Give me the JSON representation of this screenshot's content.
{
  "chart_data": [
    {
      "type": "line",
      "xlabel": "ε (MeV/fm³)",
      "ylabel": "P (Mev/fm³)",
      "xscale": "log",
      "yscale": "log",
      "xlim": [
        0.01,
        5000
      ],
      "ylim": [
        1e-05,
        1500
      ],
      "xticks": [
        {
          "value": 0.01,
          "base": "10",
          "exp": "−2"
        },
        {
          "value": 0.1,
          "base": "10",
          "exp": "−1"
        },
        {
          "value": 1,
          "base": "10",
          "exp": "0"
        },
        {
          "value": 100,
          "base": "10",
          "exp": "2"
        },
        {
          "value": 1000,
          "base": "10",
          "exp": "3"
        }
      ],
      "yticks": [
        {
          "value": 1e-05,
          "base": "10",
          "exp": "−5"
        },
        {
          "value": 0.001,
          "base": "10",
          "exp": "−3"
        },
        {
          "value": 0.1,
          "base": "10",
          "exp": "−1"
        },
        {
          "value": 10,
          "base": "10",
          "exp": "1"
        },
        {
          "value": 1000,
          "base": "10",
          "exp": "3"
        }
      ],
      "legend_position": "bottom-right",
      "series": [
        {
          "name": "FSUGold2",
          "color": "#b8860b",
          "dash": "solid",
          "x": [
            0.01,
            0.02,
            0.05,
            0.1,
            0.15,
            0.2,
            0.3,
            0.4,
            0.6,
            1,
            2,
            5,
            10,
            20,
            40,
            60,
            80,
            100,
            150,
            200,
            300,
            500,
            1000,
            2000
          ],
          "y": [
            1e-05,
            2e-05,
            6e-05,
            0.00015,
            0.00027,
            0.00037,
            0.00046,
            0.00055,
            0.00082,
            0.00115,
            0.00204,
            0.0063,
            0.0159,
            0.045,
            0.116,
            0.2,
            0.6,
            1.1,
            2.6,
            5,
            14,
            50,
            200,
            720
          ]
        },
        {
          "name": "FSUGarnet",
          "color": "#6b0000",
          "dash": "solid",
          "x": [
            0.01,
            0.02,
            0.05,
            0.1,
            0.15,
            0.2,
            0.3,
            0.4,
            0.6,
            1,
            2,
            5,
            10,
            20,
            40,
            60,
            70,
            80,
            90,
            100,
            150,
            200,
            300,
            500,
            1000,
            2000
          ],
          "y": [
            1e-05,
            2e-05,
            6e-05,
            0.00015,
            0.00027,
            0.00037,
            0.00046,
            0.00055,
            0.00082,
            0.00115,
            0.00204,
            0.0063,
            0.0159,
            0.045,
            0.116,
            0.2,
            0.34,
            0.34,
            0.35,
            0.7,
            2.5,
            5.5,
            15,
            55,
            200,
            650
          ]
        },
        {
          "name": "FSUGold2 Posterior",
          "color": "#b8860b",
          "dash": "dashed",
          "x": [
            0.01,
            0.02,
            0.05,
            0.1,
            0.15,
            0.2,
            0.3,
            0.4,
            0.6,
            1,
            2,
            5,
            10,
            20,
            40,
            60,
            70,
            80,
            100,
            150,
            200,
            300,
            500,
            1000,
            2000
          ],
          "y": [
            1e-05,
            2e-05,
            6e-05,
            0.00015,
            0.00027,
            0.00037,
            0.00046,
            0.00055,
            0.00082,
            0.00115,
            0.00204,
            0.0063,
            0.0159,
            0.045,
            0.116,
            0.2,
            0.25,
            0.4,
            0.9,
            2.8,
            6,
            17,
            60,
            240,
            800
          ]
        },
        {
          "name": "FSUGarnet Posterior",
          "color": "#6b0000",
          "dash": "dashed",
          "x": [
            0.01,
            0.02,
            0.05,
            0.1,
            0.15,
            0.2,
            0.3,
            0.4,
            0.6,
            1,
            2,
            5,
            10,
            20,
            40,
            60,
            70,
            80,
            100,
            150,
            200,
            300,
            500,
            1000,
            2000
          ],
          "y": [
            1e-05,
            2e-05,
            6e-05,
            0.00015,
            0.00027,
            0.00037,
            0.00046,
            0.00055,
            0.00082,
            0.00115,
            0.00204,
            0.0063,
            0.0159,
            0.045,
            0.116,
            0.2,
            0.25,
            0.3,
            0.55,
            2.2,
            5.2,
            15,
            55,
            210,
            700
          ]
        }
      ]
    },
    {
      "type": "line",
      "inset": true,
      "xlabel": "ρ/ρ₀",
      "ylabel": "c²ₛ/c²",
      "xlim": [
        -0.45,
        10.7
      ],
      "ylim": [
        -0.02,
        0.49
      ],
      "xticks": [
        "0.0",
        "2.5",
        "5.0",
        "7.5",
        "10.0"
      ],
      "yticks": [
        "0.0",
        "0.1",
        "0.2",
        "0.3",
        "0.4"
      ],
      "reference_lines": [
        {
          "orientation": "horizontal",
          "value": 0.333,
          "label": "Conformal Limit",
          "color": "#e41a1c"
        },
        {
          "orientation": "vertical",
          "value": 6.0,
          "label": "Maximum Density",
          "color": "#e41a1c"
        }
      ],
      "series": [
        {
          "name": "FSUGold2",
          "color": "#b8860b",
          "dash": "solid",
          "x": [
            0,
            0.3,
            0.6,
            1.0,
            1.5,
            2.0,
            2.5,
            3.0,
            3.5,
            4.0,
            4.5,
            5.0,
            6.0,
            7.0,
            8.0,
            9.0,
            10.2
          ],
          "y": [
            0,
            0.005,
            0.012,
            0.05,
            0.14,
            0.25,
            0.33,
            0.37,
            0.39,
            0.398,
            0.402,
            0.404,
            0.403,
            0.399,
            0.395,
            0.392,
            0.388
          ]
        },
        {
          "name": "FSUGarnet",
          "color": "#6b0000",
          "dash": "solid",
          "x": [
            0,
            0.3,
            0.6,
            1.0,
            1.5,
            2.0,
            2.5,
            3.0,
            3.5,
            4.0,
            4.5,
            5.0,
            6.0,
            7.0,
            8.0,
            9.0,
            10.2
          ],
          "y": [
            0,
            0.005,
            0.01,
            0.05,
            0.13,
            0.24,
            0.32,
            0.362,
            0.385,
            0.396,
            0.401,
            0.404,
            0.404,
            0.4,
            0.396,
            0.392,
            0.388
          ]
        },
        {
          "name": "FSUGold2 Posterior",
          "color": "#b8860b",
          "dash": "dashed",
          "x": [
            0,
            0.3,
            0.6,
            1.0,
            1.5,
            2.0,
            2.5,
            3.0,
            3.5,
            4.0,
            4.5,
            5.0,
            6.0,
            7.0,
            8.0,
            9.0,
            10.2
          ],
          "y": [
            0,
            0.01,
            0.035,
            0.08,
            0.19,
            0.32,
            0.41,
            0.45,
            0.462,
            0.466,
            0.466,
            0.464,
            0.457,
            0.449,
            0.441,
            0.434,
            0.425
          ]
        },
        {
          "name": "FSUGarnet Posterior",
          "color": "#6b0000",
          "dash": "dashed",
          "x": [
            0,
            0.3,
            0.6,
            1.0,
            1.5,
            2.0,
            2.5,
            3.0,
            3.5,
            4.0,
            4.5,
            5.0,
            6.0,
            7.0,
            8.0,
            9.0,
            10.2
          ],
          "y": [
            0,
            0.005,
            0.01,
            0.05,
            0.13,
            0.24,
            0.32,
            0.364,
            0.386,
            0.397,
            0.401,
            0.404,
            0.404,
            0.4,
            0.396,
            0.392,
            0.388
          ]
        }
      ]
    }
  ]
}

▶ Given problem
Check each line of the data above for the string "value" and report only how many lines have it.

▶ Task output
12